SHORT TASK:
Copy out the entries below precisely; nothing is to be omitted.

━━━━━ MATERIAL PROVIDED ━━━━━

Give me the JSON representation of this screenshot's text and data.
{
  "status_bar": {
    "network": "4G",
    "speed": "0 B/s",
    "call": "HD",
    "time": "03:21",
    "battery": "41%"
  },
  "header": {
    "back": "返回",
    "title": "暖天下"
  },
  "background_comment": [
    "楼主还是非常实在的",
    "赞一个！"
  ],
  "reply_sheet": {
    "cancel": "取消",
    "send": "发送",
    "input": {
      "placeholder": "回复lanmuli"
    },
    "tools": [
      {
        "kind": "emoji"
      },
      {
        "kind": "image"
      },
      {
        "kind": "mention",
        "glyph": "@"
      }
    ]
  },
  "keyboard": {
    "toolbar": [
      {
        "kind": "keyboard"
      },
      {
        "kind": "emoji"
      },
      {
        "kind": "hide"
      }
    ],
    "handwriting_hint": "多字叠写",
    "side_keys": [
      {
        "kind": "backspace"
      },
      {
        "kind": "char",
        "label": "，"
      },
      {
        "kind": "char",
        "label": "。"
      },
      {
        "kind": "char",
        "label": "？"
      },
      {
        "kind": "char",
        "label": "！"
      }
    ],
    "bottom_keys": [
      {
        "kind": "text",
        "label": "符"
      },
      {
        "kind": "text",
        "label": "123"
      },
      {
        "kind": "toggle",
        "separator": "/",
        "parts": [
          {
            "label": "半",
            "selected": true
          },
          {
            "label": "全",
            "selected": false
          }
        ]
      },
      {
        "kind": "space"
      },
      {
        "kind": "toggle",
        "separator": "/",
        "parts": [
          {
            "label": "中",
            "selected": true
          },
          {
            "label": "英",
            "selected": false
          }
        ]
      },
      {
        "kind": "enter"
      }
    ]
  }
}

━━━━━

EXERCISE SOLUTION:
Give me the JSON representation of this screenshot's text and data.
{
  "status_bar": {
    "network": "4G",
    "speed": "0 B/s",
    "call": "HD",
    "time": "03:21",
    "battery": "41%"
  },
  "header": {
    "back": "返回",
    "title": "暖天下"
  },
  "background_comment": [
    "楼主还是非常实在的",
    "赞一个！"
  ],
  "reply_sheet": {
    "cancel": "取消",
    "send": "发送",
    "input": {
      "placeholder": "回复lanmuli"
    },
    "tools": [
      {
        "kind": "emoji"
      },
      {
        "kind": "image"
      },
      {
        "kind": "mention",
        "glyph": "@"
      }
    ]
  },
  "keyboard": {
    "toolbar": [
      {
        "kind": "keyboard"
      },
      {
        "kind": "emoji"
      },
      {
        "kind": "hide"
      }
    ],
    "handwriting_hint": "多字叠写",
    "side_keys": [
      {
        "kind": "backspace"
      },
      {
        "kind": "char",
        "label": "，"
      },
      {
        "kind": "char",
        "label": "。"
      },
      {
        "kind": "char",
        "label": "？"
      },
      {
        "kind": "char",
        "label": "！"
      }
    ],
    "bottom_keys": [
      {
        "kind": "text",
        "label": "符"
      },
      {
        "kind": "text",
        "label": "123"
      },
      {
        "kind": "toggle",
        "separator": "/",
        "parts": [
          {
            "label": "半",
            "selected": true
          },
          {
            "label": "全",
            "selected": false
          }
        ]
      },
      {
        "kind": "space"
      },
      {
        "kind": "toggle",
        "separator": "/",
        "parts": [
          {
            "label": "中",
            "selected": true
          },
          {
            "label": "英",
            "selected": false
          }
        ]
      },
      {
        "kind": "enter"
      }
    ]
  }
}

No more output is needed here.